---------- Information provided

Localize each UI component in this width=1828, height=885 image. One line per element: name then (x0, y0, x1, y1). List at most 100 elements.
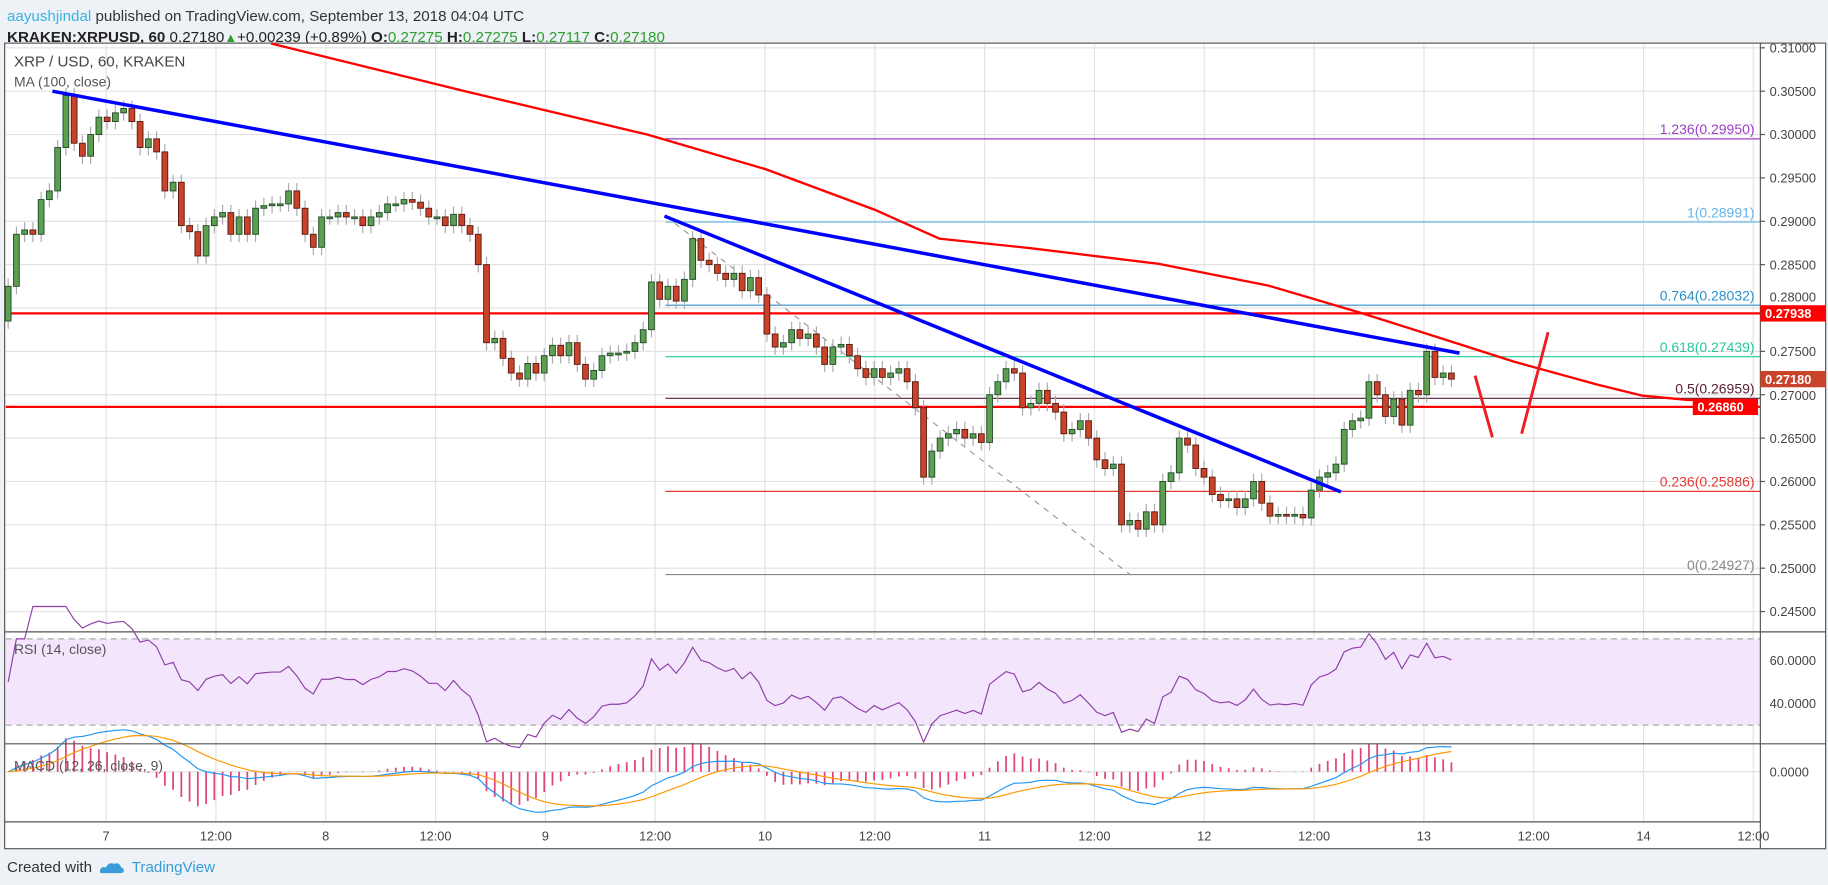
fib-level-label: 0.618(0.27439) (1660, 339, 1755, 355)
last-price-badge-text: 0.27180 (1765, 372, 1811, 387)
candle-body (697, 238, 705, 261)
candle-body (821, 346, 828, 365)
bullish-candle (392, 196, 400, 212)
author-link[interactable]: aayushjindal (6, 6, 92, 25)
bearish-candle (1060, 404, 1068, 442)
candle-body (796, 329, 804, 339)
bullish-candle (1109, 456, 1117, 477)
price-tick-label: 0.26500 (1770, 431, 1816, 446)
symbol-quote-bar: KRAKEN:XRPUSD, 60 0.27180▲+0.00239 (+0.8… (7, 28, 665, 45)
candle-body (977, 433, 985, 443)
bearish-candle (1283, 506, 1290, 524)
close-value: 0.27180 (610, 27, 665, 46)
low-value: 0.27117 (536, 27, 590, 46)
bullish-candle (730, 265, 738, 288)
candle-body (334, 212, 342, 218)
candle-body (730, 272, 738, 280)
candle-body (392, 203, 400, 207)
bearish-candle (1266, 495, 1274, 524)
candle-body (1258, 481, 1266, 504)
low-label: L: (521, 27, 537, 46)
candle-body (903, 368, 911, 383)
bearish-candle (1373, 373, 1381, 403)
bearish-candle (293, 183, 301, 217)
candles (4, 87, 1455, 537)
price-change: +0.00239 (+0.89%) (237, 27, 367, 46)
bullish-candle (491, 330, 499, 351)
candle-body (714, 264, 721, 274)
bearish-candle (532, 355, 540, 381)
bullish-candle (986, 386, 993, 451)
candle-body (1060, 411, 1068, 435)
bearish-candle (177, 174, 185, 234)
candle-body (573, 342, 581, 365)
candle-body (46, 190, 53, 201)
tradingview-cloud-icon (99, 862, 124, 873)
bearish-candle (1217, 486, 1224, 509)
candle-body (318, 216, 325, 248)
candle-body (771, 333, 779, 348)
candle-body (136, 121, 144, 149)
candle-body (1192, 444, 1200, 469)
price-chart[interactable]: 1.236(0.29950)1(0.28991)0.764(0.28032)0.… (0, 0, 1828, 851)
bearish-candle (846, 336, 853, 364)
candle-body (1365, 381, 1373, 419)
bullish-candle (664, 278, 672, 308)
candle-body (1167, 472, 1175, 482)
candle-body (62, 95, 70, 149)
candle-body (870, 368, 878, 378)
candle-body (112, 112, 119, 122)
bullish-candle (210, 209, 218, 234)
candle-body (1002, 368, 1010, 383)
bullish-candle (681, 271, 688, 309)
bearish-candle (309, 226, 317, 256)
candle-body (276, 203, 284, 207)
candle-body (285, 190, 292, 205)
candle-body (4, 285, 12, 322)
bearish-candle (301, 200, 309, 243)
bullish-candle (590, 362, 598, 387)
bullish-candle (1340, 421, 1348, 472)
price-tick-label: 0.28000 (1770, 290, 1816, 305)
fib-level-label: 0.764(0.28032) (1660, 288, 1755, 304)
candle-body (450, 213, 457, 227)
bearish-candle (1192, 437, 1200, 477)
bearish-candle (903, 360, 911, 390)
bearish-candle (425, 200, 433, 225)
bullish-candle (1175, 430, 1183, 481)
price-tick-label: 0.31000 (1770, 40, 1816, 55)
candle-body (21, 229, 29, 235)
candle-body (532, 363, 540, 374)
candle-body (227, 212, 235, 235)
candle-body (145, 138, 152, 149)
ma-legend: MA (100, close) (14, 73, 111, 89)
bullish-candle (351, 209, 358, 225)
bullish-candle (1307, 482, 1315, 526)
trendline (663, 214, 1342, 494)
candle-body (887, 372, 894, 378)
bearish-candle (507, 350, 515, 381)
bullish-candle (367, 209, 375, 234)
bearish-candle (483, 256, 490, 351)
candle-body (1324, 472, 1332, 478)
candle-body (29, 229, 37, 235)
fib-level-label: 1.236(0.29950) (1660, 121, 1755, 137)
price-tick-label: 0.27000 (1770, 388, 1816, 403)
bullish-candle (334, 204, 342, 225)
price-tick-label: 0.29500 (1770, 171, 1816, 186)
bullish-candle (145, 131, 152, 156)
macd-line (7, 729, 1452, 813)
candle-body (1076, 420, 1084, 430)
last-price-badge (1760, 370, 1826, 388)
tradingview-brand-link[interactable]: TradingView (131, 858, 216, 876)
bearish-candle (1208, 469, 1216, 503)
candle-body (928, 450, 936, 478)
bullish-candle (994, 373, 1002, 403)
candle-body (1266, 502, 1274, 517)
rsi-tick-label: 60.0000 (1770, 653, 1816, 668)
bearish-candle (1431, 343, 1439, 386)
bullish-candle (1250, 473, 1257, 507)
publish-info: aayushjindal published on TradingView.co… (7, 7, 524, 24)
bearish-candle (862, 360, 870, 386)
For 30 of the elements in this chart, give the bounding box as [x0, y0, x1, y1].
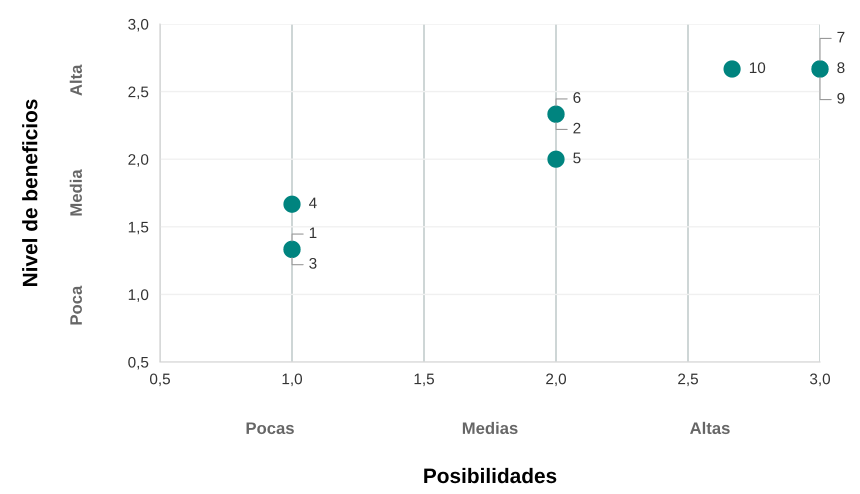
annotation: 1 — [310, 228, 316, 238]
annotation: 10 — [750, 62, 766, 74]
text: Media — [70, 169, 82, 216]
y-axis-title: Nivel de beneficios — [22, 99, 38, 286]
annotation: 4 — [309, 198, 317, 208]
annotation: 6 — [573, 92, 580, 103]
annotation: 7 — [837, 32, 844, 42]
x-tick-label: 3,0 — [810, 374, 830, 386]
x-tick-label: 2,0 — [546, 374, 566, 386]
annotation: 8 — [837, 62, 844, 74]
y-tick-label: 0,5 — [128, 356, 148, 370]
x-tick-label: 1,5 — [414, 374, 434, 386]
annotation: 3 — [309, 258, 316, 269]
x-axis-title: Posibilidades — [424, 468, 556, 484]
y-tick-label: 1,0 — [128, 289, 148, 302]
x-tick-label: 2,5 — [678, 374, 698, 386]
text: Pocas — [246, 422, 294, 434]
text: Altas — [690, 422, 730, 434]
annotation: 5 — [573, 152, 581, 164]
y-tick-label: 1,5 — [128, 222, 148, 234]
y-tick-label: 2,0 — [128, 154, 148, 167]
y-tick-label: 3,0 — [128, 18, 148, 32]
annotation: 9 — [837, 92, 844, 104]
y-tick-label: 2,5 — [128, 86, 148, 100]
text: Poca — [70, 286, 82, 324]
text: Medias — [462, 422, 518, 434]
x-tick-label: 0,5 — [150, 374, 170, 386]
x-tick-label: 1,0 — [282, 374, 302, 386]
annotation: 2 — [573, 122, 580, 134]
text: Alta — [70, 64, 82, 96]
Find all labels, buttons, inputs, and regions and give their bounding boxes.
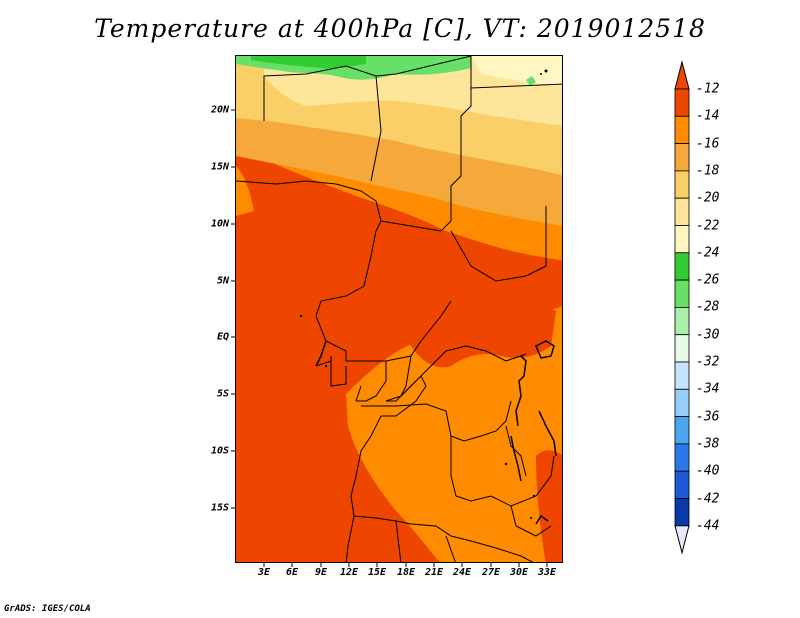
colorbar-label: -14 [696,108,720,124]
lon-label-33e: 33E [537,567,557,578]
colorbar-swatch [674,470,690,499]
temp-field-minus14-central [346,289,556,368]
colorbar-swatch [674,361,690,390]
small-lakes [299,69,548,519]
map-panel [235,55,563,563]
lon-label-9e: 9E [314,567,328,578]
temp-field-minus24-dark [251,56,366,69]
colorbar-label: -22 [696,218,720,233]
lon-label-12e: 12E [339,567,359,578]
colorbar-swatch [674,88,690,117]
colorbar-swatch [674,306,690,336]
lat-label-eq: EQ [216,331,229,343]
colorbar-label: -30 [696,327,720,343]
colorbar-swatch [674,416,690,445]
temp-field-minus16-south [346,306,562,562]
lon-label-3e: 3E [257,567,271,578]
colorbar-swatch [674,388,690,417]
lat-label-10n: 10N [210,218,229,230]
colorbar-label: -32 [696,354,720,370]
colorbar-swatch [674,170,690,199]
colorbar-label: -42 [696,491,720,506]
lon-label-18e: 18E [396,567,416,578]
lat-label-10s: 10S [210,445,229,457]
lat-label-5n: 5N [216,275,229,287]
colorbar-swatch [674,115,690,145]
colorbar-swatch [674,197,690,226]
temp-field-minus16-west [236,166,254,216]
credit-text: GrADS: IGES/COLA [4,604,91,614]
temp-field-minus14-southeast [536,450,562,562]
colorbar-label: -18 [696,163,720,179]
colorbar-label: -20 [696,190,720,206]
colorbar-label: -28 [696,299,720,315]
lat-label-15n: 15N [210,161,229,173]
colorbar-swatch [674,498,690,527]
lon-label-30e: 30E [509,567,529,578]
colorbar-top-arrow [674,60,690,90]
colorbar-label: -16 [696,136,720,152]
colorbar-swatch [674,252,690,281]
colorbar-label: -36 [696,409,720,425]
temp-field-minus14-southwest [236,500,356,562]
lon-label-15e: 15E [367,567,387,578]
colorbar-label: -44 [696,518,720,534]
colorbar-label: -38 [696,436,720,452]
lon-label-6e: 6E [285,567,299,578]
colorbar-bottom-arrow [674,525,690,555]
colorbar-swatch [674,279,690,308]
lat-label-5s: 5S [216,388,229,400]
map-title: Temperature at 400hPa [C], VT: 201901251… [94,14,706,43]
colorbar-swatch [674,143,690,172]
lon-label-24e: 24E [452,567,472,578]
colorbar-label: -26 [696,272,720,288]
colorbar-swatch [674,443,690,472]
colorbar-label: -40 [696,463,720,479]
temp-field-minus22-light [471,56,562,86]
country-borders [236,56,562,562]
temperature-map [236,56,562,562]
colorbar-label: -24 [696,245,720,261]
lat-label-20n: 20N [210,104,229,116]
lat-label-15s: 15S [210,502,229,514]
colorbar-label: -34 [696,381,720,397]
temp-field-minus24-east [526,76,536,86]
lon-label-27e: 27E [481,567,501,578]
colorbar-swatch [674,225,690,254]
lake-outlines [315,340,557,525]
colorbar-label: -12 [696,81,720,97]
colorbar-swatch [674,334,690,363]
lon-label-21e: 21E [424,567,444,578]
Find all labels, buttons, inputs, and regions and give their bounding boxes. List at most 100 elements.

--------------------

→ **Job**:
Recast the rows from the line with "colorbar-label: -14 [696,108,720,124]" up to and including the line with "lon-label-3e: 3E [257,567,271,578]" as a numbered list, leaving out any blank lines.

→ **Output of the exercise**:
1. colorbar-label: -14 [696,108,720,124]
2. lon-label-33e: 33E [537,567,557,578]
3. colorbar-swatch [674,470,690,499]
4. temp-field-minus14-central [346,289,556,368]
5. colorbar-swatch [674,361,690,390]
6. small-lakes [299,69,548,519]
7. map-panel [235,55,563,563]
8. lon-label-9e: 9E [314,567,328,578]
9. temp-field-minus24-dark [251,56,366,69]
10. colorbar-label: -22 [696,218,720,233]
11. lon-label-12e: 12E [339,567,359,578]
12. colorbar-swatch [674,88,690,117]
13. colorbar-swatch [674,306,690,336]
14. lat-label-eq: EQ [216,331,229,343]
15. colorbar-label: -30 [696,327,720,343]
16. colorbar-swatch [674,416,690,445]
17. temp-field-minus16-south [346,306,562,562]
18. lon-label-3e: 3E [257,567,271,578]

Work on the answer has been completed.